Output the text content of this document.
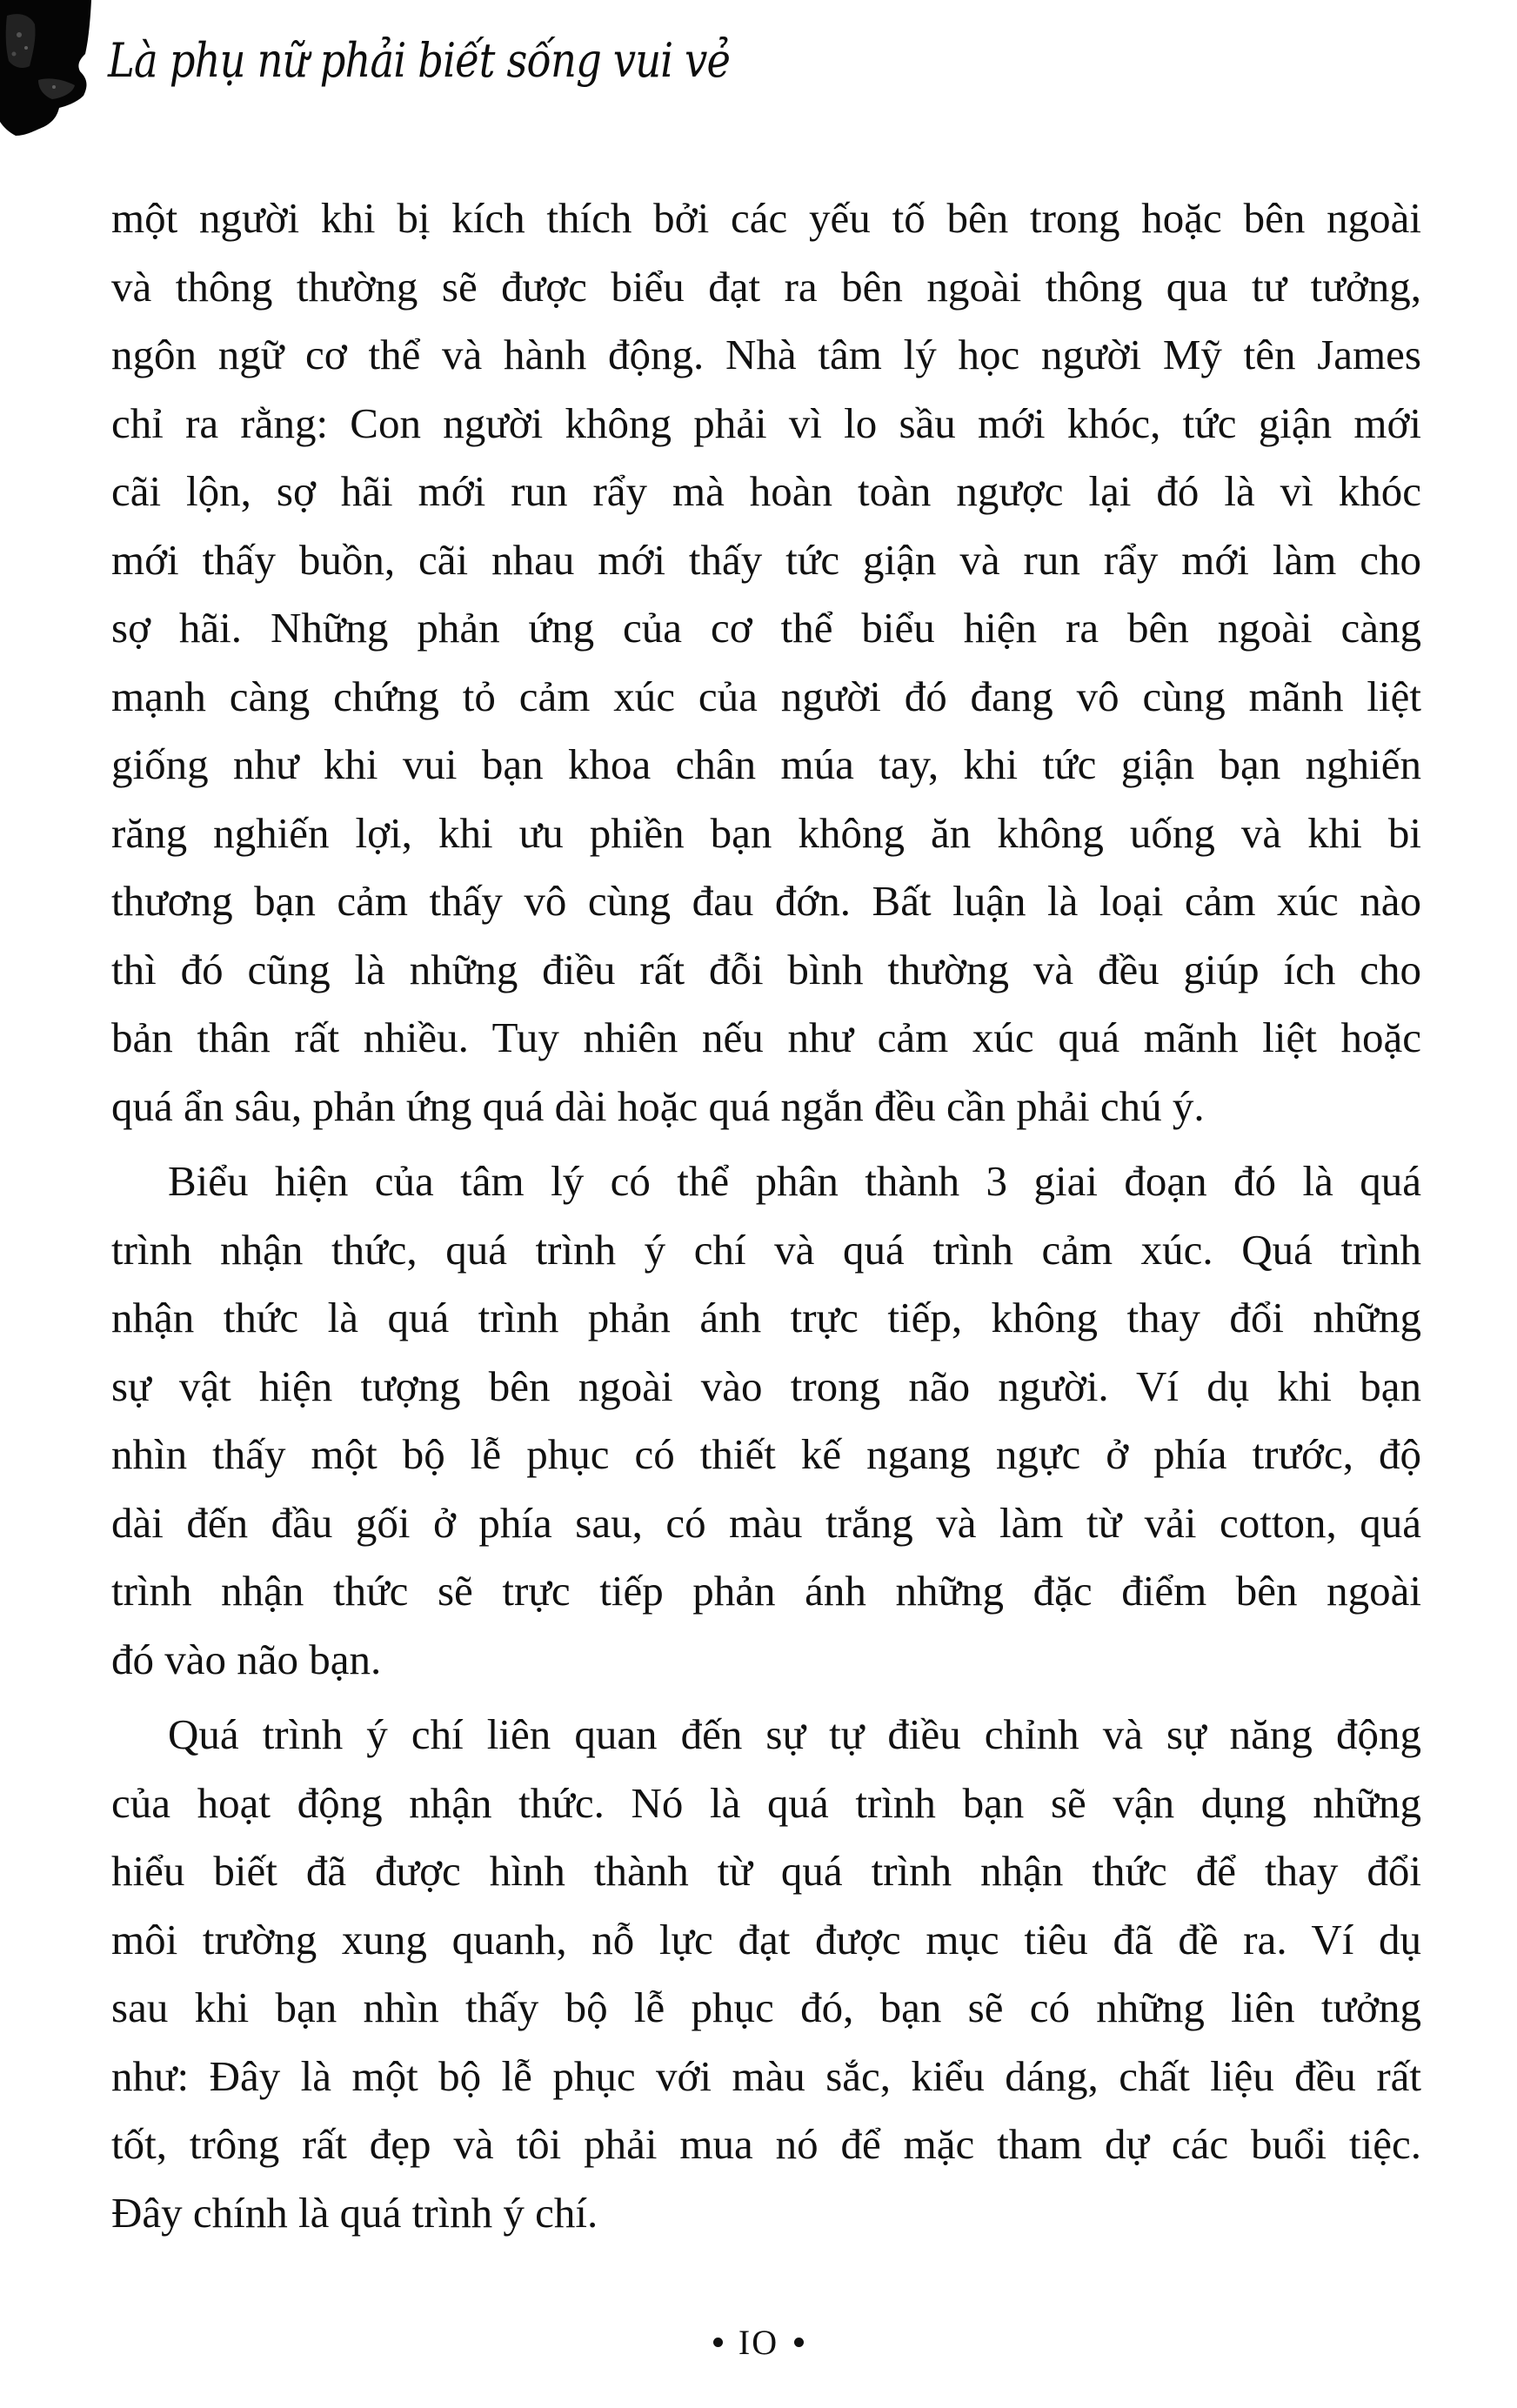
Là phụ nữ phải biết sống vui vẻ
một người khi bị kích thích bởi các yếu tố bên trong hoặc bên ngoài
và thông thường sẽ được biểu đạt ra bên ngoài thông qua tư tưởng,
ngôn ngữ cơ thể và hành động. Nhà tâm lý học người Mỹ tên James
chỉ ra rằng: Con người không phải vì lo sầu mới khóc, tức giận mới
cãi lộn, sợ hãi mới run rẩy mà hoàn toàn ngược lại đó là vì khóc
mới thấy buồn, cãi nhau mới thấy tức giận và run rẩy mới làm cho
sợ hãi. Những phản ứng của cơ thể biểu hiện ra bên ngoài càng
mạnh càng chứng tỏ cảm xúc của người đó đang vô cùng mãnh liệt
giống như khi vui bạn khoa chân múa tay, khi tức giận bạn nghiến
răng nghiến lợi, khi ưu phiền bạn không ăn không uống và khi bi
thương bạn cảm thấy vô cùng đau đớn. Bất luận là loại cảm xúc nào
thì đó cũng là những điều rất đỗi bình thường và đều giúp ích cho
bản thân rất nhiều. Tuy nhiên nếu như cảm xúc quá mãnh liệt hoặc
quá ẩn sâu, phản ứng quá dài hoặc quá ngắn đều cần phải chú ý.
Biểu hiện của tâm lý có thể phân thành 3 giai đoạn đó là quá
trình nhận thức, quá trình ý chí và quá trình cảm xúc. Quá trình
nhận thức là quá trình phản ánh trực tiếp, không thay đổi những
sự vật hiện tượng bên ngoài vào trong não người. Ví dụ khi bạn
nhìn thấy một bộ lễ phục có thiết kế ngang ngực ở phía trước, độ
dài đến đầu gối ở phía sau, có màu trắng và làm từ vải cotton, quá
trình nhận thức sẽ trực tiếp phản ánh những đặc điểm bên ngoài
đó vào não bạn.
Quá trình ý chí liên quan đến sự tự điều chỉnh và sự năng động
của hoạt động nhận thức. Nó là quá trình bạn sẽ vận dụng những
hiểu biết đã được hình thành từ quá trình nhận thức để thay đổi
môi trường xung quanh, nỗ lực đạt được mục tiêu đã đề ra. Ví dụ
sau khi bạn nhìn thấy bộ lễ phục đó, bạn sẽ có những liên tưởng
như: Đây là một bộ lễ phục với màu sắc, kiểu dáng, chất liệu đều rất
tốt, trông rất đẹp và tôi phải mua nó để mặc tham dự các buổi tiệc.
Đây chính là quá trình ý chí.
IO
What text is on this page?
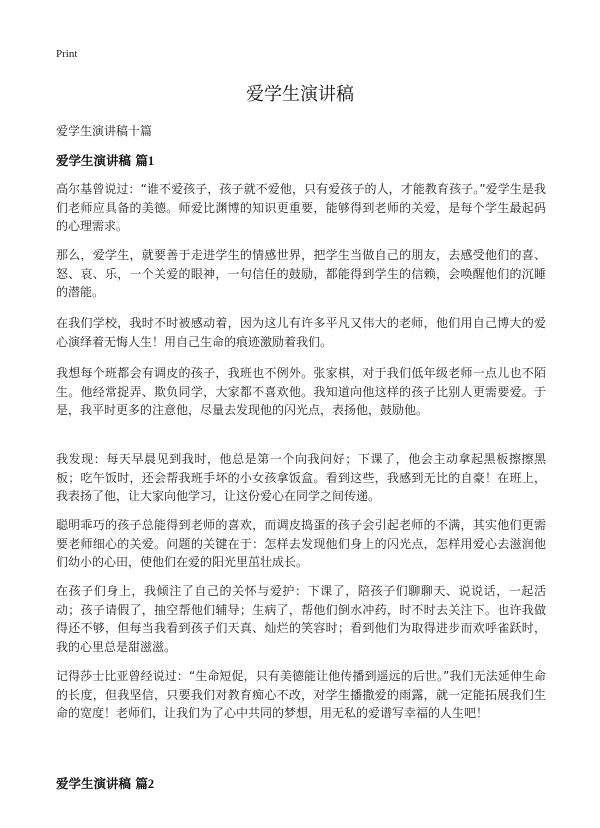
Print
爱学生演讲稿
爱学生演讲稿十篇
爱学生演讲稿 篇1

高尔基曾说过：“谁不爱孩子，孩子就不爱他，只有爱孩子的人，才能教育孩子。”爱学生是我们老师应具备的美德。师爱比渊博的知识更重要，能够得到老师的关爱，是每个学生最起码的心理需求。

那么，爱学生，就要善于走进学生的情感世界，把学生当做自己的朋友，去感受他们的喜、怒、哀、乐，一个关爱的眼神，一句信任的鼓励，都能得到学生的信赖，会唤醒他们的沉睡的潜能。

在我们学校，我时不时被感动着，因为这儿有许多平凡又伟大的老师，他们用自己博大的爱心演绎着无悔人生！用自己生命的痕迹激励着我们。

我想每个班都会有调皮的孩子，我班也不例外。张家棋，对于我们低年级老师一点儿也不陌生。他经常捉弄、欺负同学，大家都不喜欢他。我知道向他这样的孩子比别人更需要爱。于是，我平时更多的注意他，尽量去发现他的闪光点，表扬他，鼓励他。

我发现：每天早晨见到我时，他总是第一个向我问好；下课了，他会主动拿起黑板擦擦黑板；吃午饭时，还会帮我班手坏的小女孩拿饭盒。看到这些，我感到无比的自豪！在班上，我表扬了他，让大家向他学习，让这份爱心在同学之间传递。

聪明乖巧的孩子总能得到老师的喜欢，而调皮捣蛋的孩子会引起老师的不满，其实他们更需要老师细心的关爱。问题的关键在于：怎样去发现他们身上的闪光点，怎样用爱心去滋润他们幼小的心田，使他们在爱的阳光里茁壮成长。

在孩子们身上，我倾注了自己的关怀与爱护：下课了，陪孩子们聊聊天、说说话，一起活动；孩子请假了，抽空帮他们辅导；生病了，帮他们倒水冲药，时不时去关注下。也许我做得还不够，但每当我看到孩子们天真、灿烂的笑容时；看到他们为取得进步而欢呼雀跃时，我的心里总是甜滋滋。

记得莎士比亚曾经说过：“生命短促，只有美德能让他传播到遥远的后世。”我们无法延伸生命的长度，但我坚信，只要我们对教育痴心不改，对学生播撒爱的雨露，就一定能拓展我们生命的宽度！老师们，让我们为了心中共同的梦想，用无私的爱谱写幸福的人生吧！

爱学生演讲稿 篇2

■ **What you will do**
The records shown above are to be repeated exactly, with the pictures left out.

■ **The completed task**
Output the text content of this document.
Là phụ nữ phải biết sống vui vẻ
một người khi bị kích thích bởi các yếu tố bên trong hoặc bên ngoài
và thông thường sẽ được biểu đạt ra bên ngoài thông qua tư tưởng,
ngôn ngữ cơ thể và hành động. Nhà tâm lý học người Mỹ tên James
chỉ ra rằng: Con người không phải vì lo sầu mới khóc, tức giận mới
cãi lộn, sợ hãi mới run rẩy mà hoàn toàn ngược lại đó là vì khóc
mới thấy buồn, cãi nhau mới thấy tức giận và run rẩy mới làm cho
sợ hãi. Những phản ứng của cơ thể biểu hiện ra bên ngoài càng
mạnh càng chứng tỏ cảm xúc của người đó đang vô cùng mãnh liệt
giống như khi vui bạn khoa chân múa tay, khi tức giận bạn nghiến
răng nghiến lợi, khi ưu phiền bạn không ăn không uống và khi bi
thương bạn cảm thấy vô cùng đau đớn. Bất luận là loại cảm xúc nào
thì đó cũng là những điều rất đỗi bình thường và đều giúp ích cho
bản thân rất nhiều. Tuy nhiên nếu như cảm xúc quá mãnh liệt hoặc
quá ẩn sâu, phản ứng quá dài hoặc quá ngắn đều cần phải chú ý.
Biểu hiện của tâm lý có thể phân thành 3 giai đoạn đó là quá
trình nhận thức, quá trình ý chí và quá trình cảm xúc. Quá trình
nhận thức là quá trình phản ánh trực tiếp, không thay đổi những
sự vật hiện tượng bên ngoài vào trong não người. Ví dụ khi bạn
nhìn thấy một bộ lễ phục có thiết kế ngang ngực ở phía trước, độ
dài đến đầu gối ở phía sau, có màu trắng và làm từ vải cotton, quá
trình nhận thức sẽ trực tiếp phản ánh những đặc điểm bên ngoài
đó vào não bạn.
Quá trình ý chí liên quan đến sự tự điều chỉnh và sự năng động
của hoạt động nhận thức. Nó là quá trình bạn sẽ vận dụng những
hiểu biết đã được hình thành từ quá trình nhận thức để thay đổi
môi trường xung quanh, nỗ lực đạt được mục tiêu đã đề ra. Ví dụ
sau khi bạn nhìn thấy bộ lễ phục đó, bạn sẽ có những liên tưởng
như: Đây là một bộ lễ phục với màu sắc, kiểu dáng, chất liệu đều rất
tốt, trông rất đẹp và tôi phải mua nó để mặc tham dự các buổi tiệc.
Đây chính là quá trình ý chí.
IO
What text is on this page?
Print
爱学生演讲稿
爱学生演讲稿十篇
爱学生演讲稿 篇1

高尔基曾说过：“谁不爱孩子，孩子就不爱他，只有爱孩子的人，才能教育孩子。”爱学生是我们老师应具备的美德。师爱比渊博的知识更重要，能够得到老师的关爱，是每个学生最起码的心理需求。

那么，爱学生，就要善于走进学生的情感世界，把学生当做自己的朋友，去感受他们的喜、怒、哀、乐，一个关爱的眼神，一句信任的鼓励，都能得到学生的信赖，会唤醒他们的沉睡的潜能。

在我们学校，我时不时被感动着，因为这儿有许多平凡又伟大的老师，他们用自己博大的爱心演绎着无悔人生！用自己生命的痕迹激励着我们。

我想每个班都会有调皮的孩子，我班也不例外。张家棋，对于我们低年级老师一点儿也不陌生。他经常捉弄、欺负同学，大家都不喜欢他。我知道向他这样的孩子比别人更需要爱。于是，我平时更多的注意他，尽量去发现他的闪光点，表扬他，鼓励他。

我发现：每天早晨见到我时，他总是第一个向我问好；下课了，他会主动拿起黑板擦擦黑板；吃午饭时，还会帮我班手坏的小女孩拿饭盒。看到这些，我感到无比的自豪！在班上，我表扬了他，让大家向他学习，让这份爱心在同学之间传递。

聪明乖巧的孩子总能得到老师的喜欢，而调皮捣蛋的孩子会引起老师的不满，其实他们更需要老师细心的关爱。问题的关键在于：怎样去发现他们身上的闪光点，怎样用爱心去滋润他们幼小的心田，使他们在爱的阳光里茁壮成长。

在孩子们身上，我倾注了自己的关怀与爱护：下课了，陪孩子们聊聊天、说说话，一起活动；孩子请假了，抽空帮他们辅导；生病了，帮他们倒水冲药，时不时去关注下。也许我做得还不够，但每当我看到孩子们天真、灿烂的笑容时；看到他们为取得进步而欢呼雀跃时，我的心里总是甜滋滋。

记得莎士比亚曾经说过：“生命短促，只有美德能让他传播到遥远的后世。”我们无法延伸生命的长度，但我坚信，只要我们对教育痴心不改，对学生播撒爱的雨露，就一定能拓展我们生命的宽度！老师们，让我们为了心中共同的梦想，用无私的爱谱写幸福的人生吧！

爱学生演讲稿 篇2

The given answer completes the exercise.